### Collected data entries

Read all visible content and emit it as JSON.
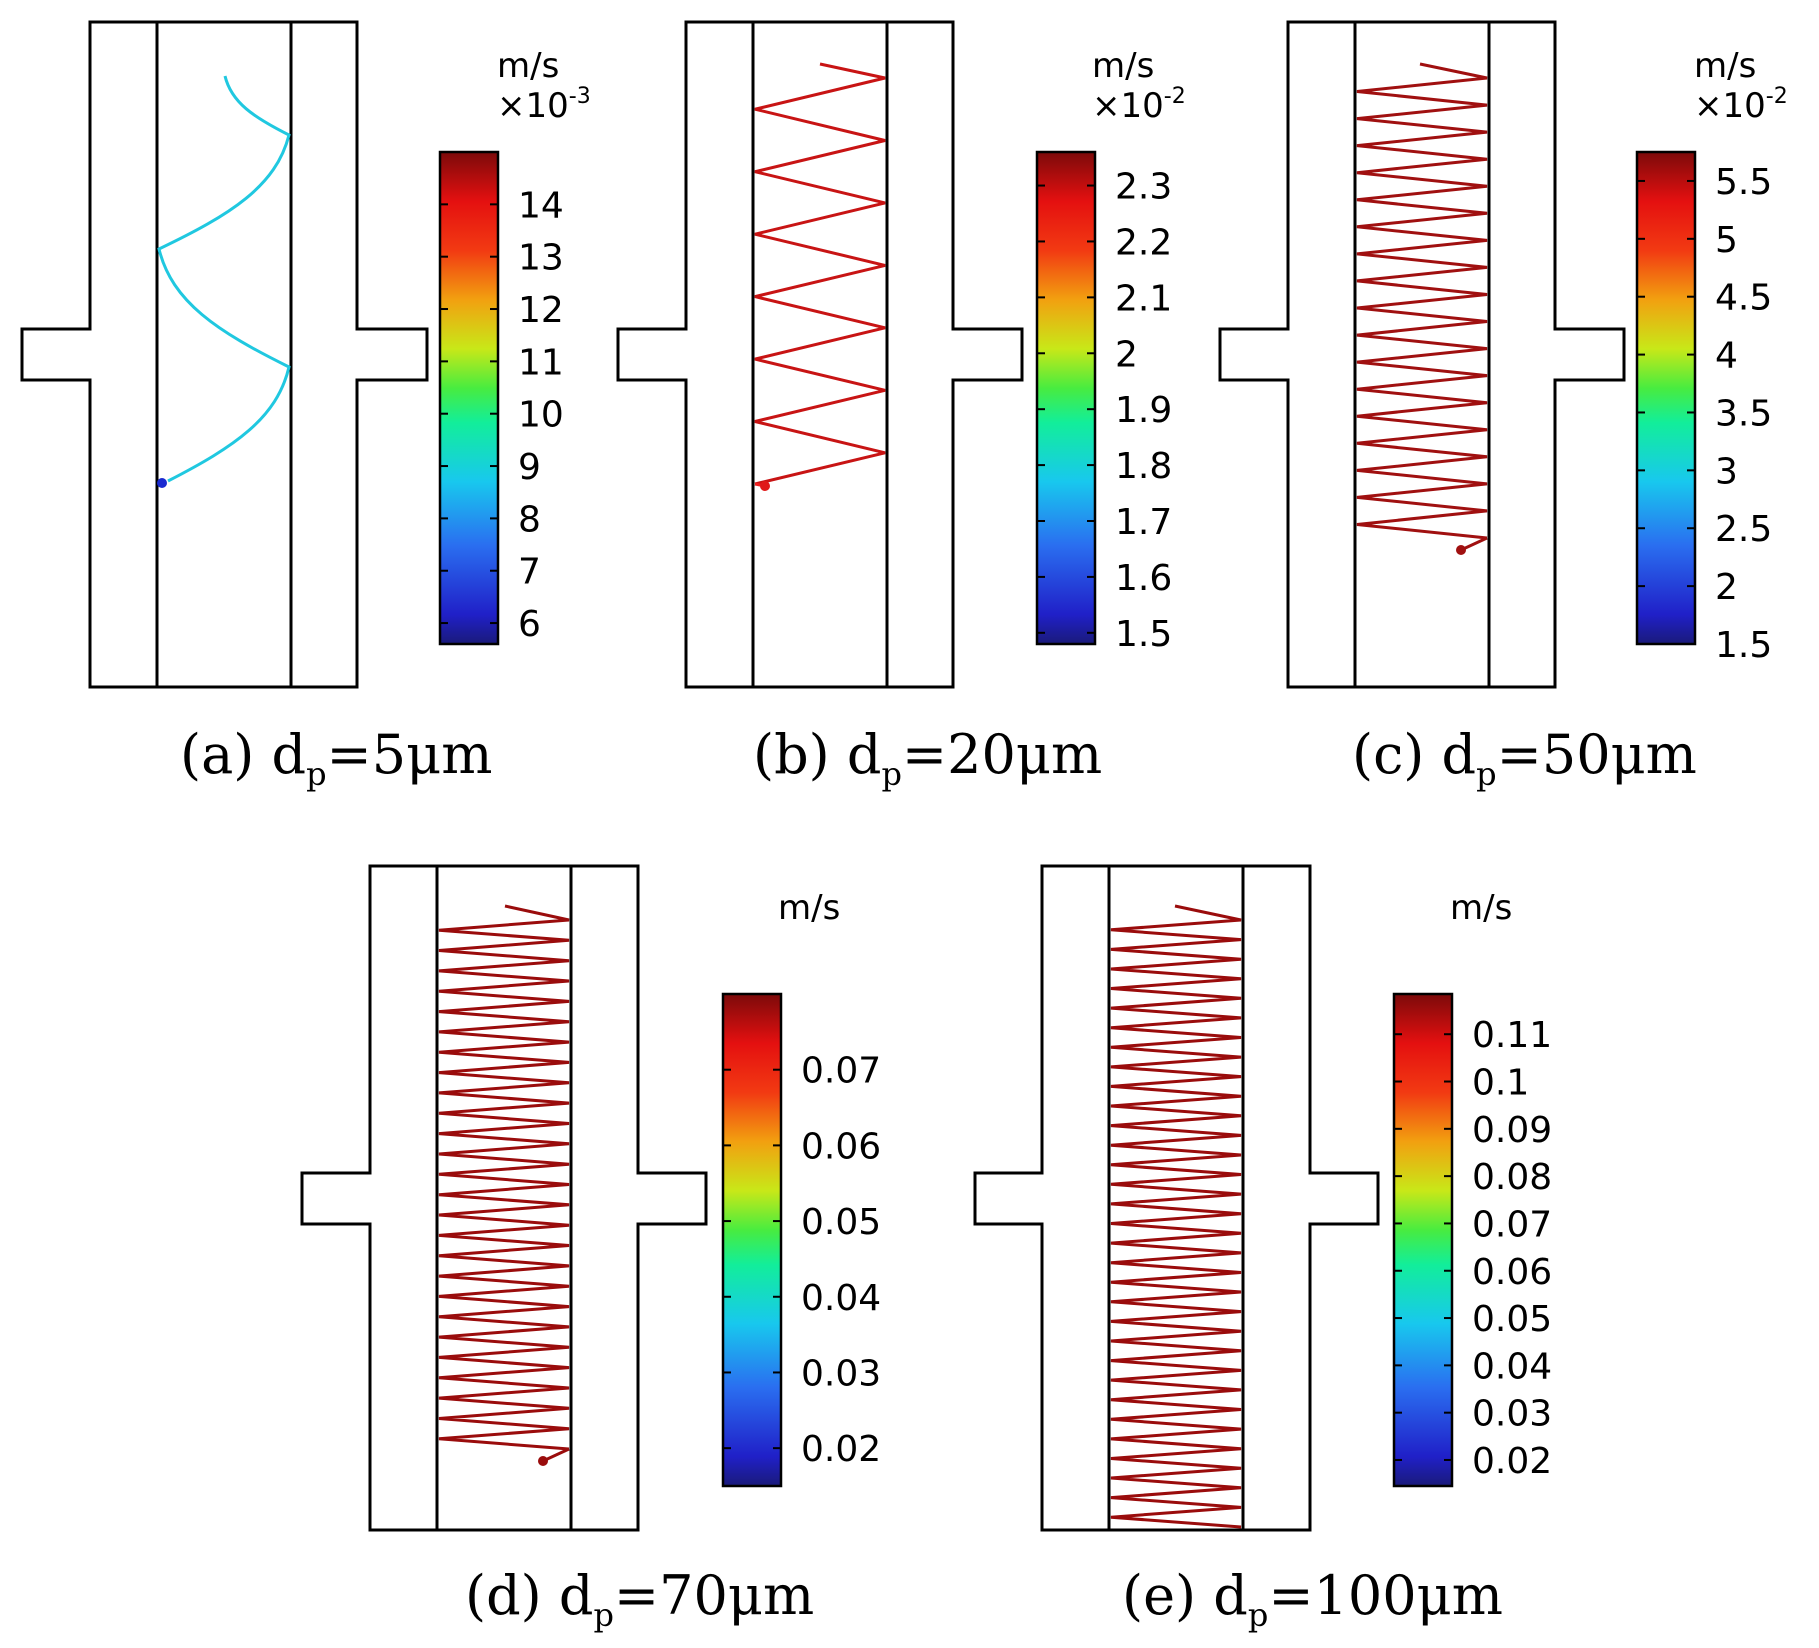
{
  "figure": {
    "panels": [
      {
        "id": "a",
        "caption": {
          "prefix": "(a) d",
          "sub": "p",
          "suffix": "=5μm"
        },
        "colorbar": {
          "unit": "m/s",
          "scale_base": "×10",
          "scale_exp": "-3",
          "min": 5.6,
          "max": 15.0,
          "ticks": [
            {
              "v": 14,
              "label": "14"
            },
            {
              "v": 13,
              "label": "13"
            },
            {
              "v": 12,
              "label": "12"
            },
            {
              "v": 11,
              "label": "11"
            },
            {
              "v": 10,
              "label": "10"
            },
            {
              "v": 9,
              "label": "9"
            },
            {
              "v": 8,
              "label": "8"
            },
            {
              "v": 7,
              "label": "7"
            },
            {
              "v": 6,
              "label": "6"
            }
          ]
        },
        "trajectory": {
          "color": "#20c8e0",
          "end_color": "#2233c8",
          "marker_color": "#1a2ad0"
        }
      },
      {
        "id": "b",
        "caption": {
          "prefix": "(b) d",
          "sub": "p",
          "suffix": "=20μm"
        },
        "colorbar": {
          "unit": "m/s",
          "scale_base": "×10",
          "scale_exp": "-2",
          "min": 1.48,
          "max": 2.36,
          "ticks": [
            {
              "v": 2.3,
              "label": "2.3"
            },
            {
              "v": 2.2,
              "label": "2.2"
            },
            {
              "v": 2.1,
              "label": "2.1"
            },
            {
              "v": 2.0,
              "label": "2"
            },
            {
              "v": 1.9,
              "label": "1.9"
            },
            {
              "v": 1.8,
              "label": "1.8"
            },
            {
              "v": 1.7,
              "label": "1.7"
            },
            {
              "v": 1.6,
              "label": "1.6"
            },
            {
              "v": 1.5,
              "label": "1.5"
            }
          ]
        },
        "trajectory": {
          "color": "#c81414",
          "end_color": "#f02020",
          "marker_color": "#e01818"
        }
      },
      {
        "id": "c",
        "caption": {
          "prefix": "(c) d",
          "sub": "p",
          "suffix": "=50μm"
        },
        "colorbar": {
          "unit": "m/s",
          "scale_base": "×10",
          "scale_exp": "-2",
          "min": 1.5,
          "max": 5.75,
          "ticks": [
            {
              "v": 5.5,
              "label": "5.5"
            },
            {
              "v": 5.0,
              "label": "5"
            },
            {
              "v": 4.5,
              "label": "4.5"
            },
            {
              "v": 4.0,
              "label": "4"
            },
            {
              "v": 3.5,
              "label": "3.5"
            },
            {
              "v": 3.0,
              "label": "3"
            },
            {
              "v": 2.5,
              "label": "2.5"
            },
            {
              "v": 2.0,
              "label": "2"
            },
            {
              "v": 1.5,
              "label": "1.5"
            }
          ]
        },
        "trajectory": {
          "color": "#a01010",
          "end_color": "#a01010",
          "marker_color": "#a01010"
        }
      },
      {
        "id": "d",
        "caption": {
          "prefix": "(d) d",
          "sub": "p",
          "suffix": "=70μm"
        },
        "colorbar": {
          "unit": "m/s",
          "scale_base": "",
          "scale_exp": "",
          "min": 0.015,
          "max": 0.08,
          "ticks": [
            {
              "v": 0.07,
              "label": "0.07"
            },
            {
              "v": 0.06,
              "label": "0.06"
            },
            {
              "v": 0.05,
              "label": "0.05"
            },
            {
              "v": 0.04,
              "label": "0.04"
            },
            {
              "v": 0.03,
              "label": "0.03"
            },
            {
              "v": 0.02,
              "label": "0.02"
            }
          ]
        },
        "trajectory": {
          "color": "#9a0c0c",
          "end_color": "#9a0c0c",
          "marker_color": "#9a0c0c"
        }
      },
      {
        "id": "e",
        "caption": {
          "prefix": "(e) d",
          "sub": "p",
          "suffix": "=100μm"
        },
        "colorbar": {
          "unit": "m/s",
          "scale_base": "",
          "scale_exp": "",
          "min": 0.0145,
          "max": 0.1185,
          "ticks": [
            {
              "v": 0.11,
              "label": "0.11"
            },
            {
              "v": 0.1,
              "label": "0.1"
            },
            {
              "v": 0.09,
              "label": "0.09"
            },
            {
              "v": 0.08,
              "label": "0.08"
            },
            {
              "v": 0.07,
              "label": "0.07"
            },
            {
              "v": 0.06,
              "label": "0.06"
            },
            {
              "v": 0.05,
              "label": "0.05"
            },
            {
              "v": 0.04,
              "label": "0.04"
            },
            {
              "v": 0.03,
              "label": "0.03"
            },
            {
              "v": 0.02,
              "label": "0.02"
            }
          ]
        },
        "trajectory": {
          "color": "#9a0c0c",
          "end_color": "#9a0c0c",
          "marker_color": "#9a0c0c"
        }
      }
    ]
  }
}
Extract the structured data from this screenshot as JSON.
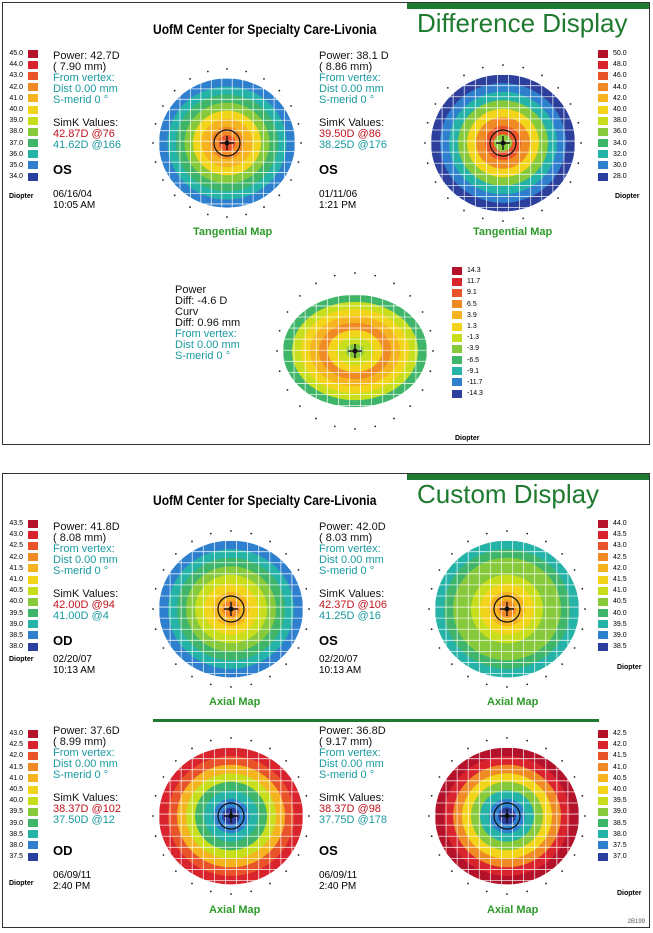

### Given task
State only how many lines in the material include "prefix".

### Result
5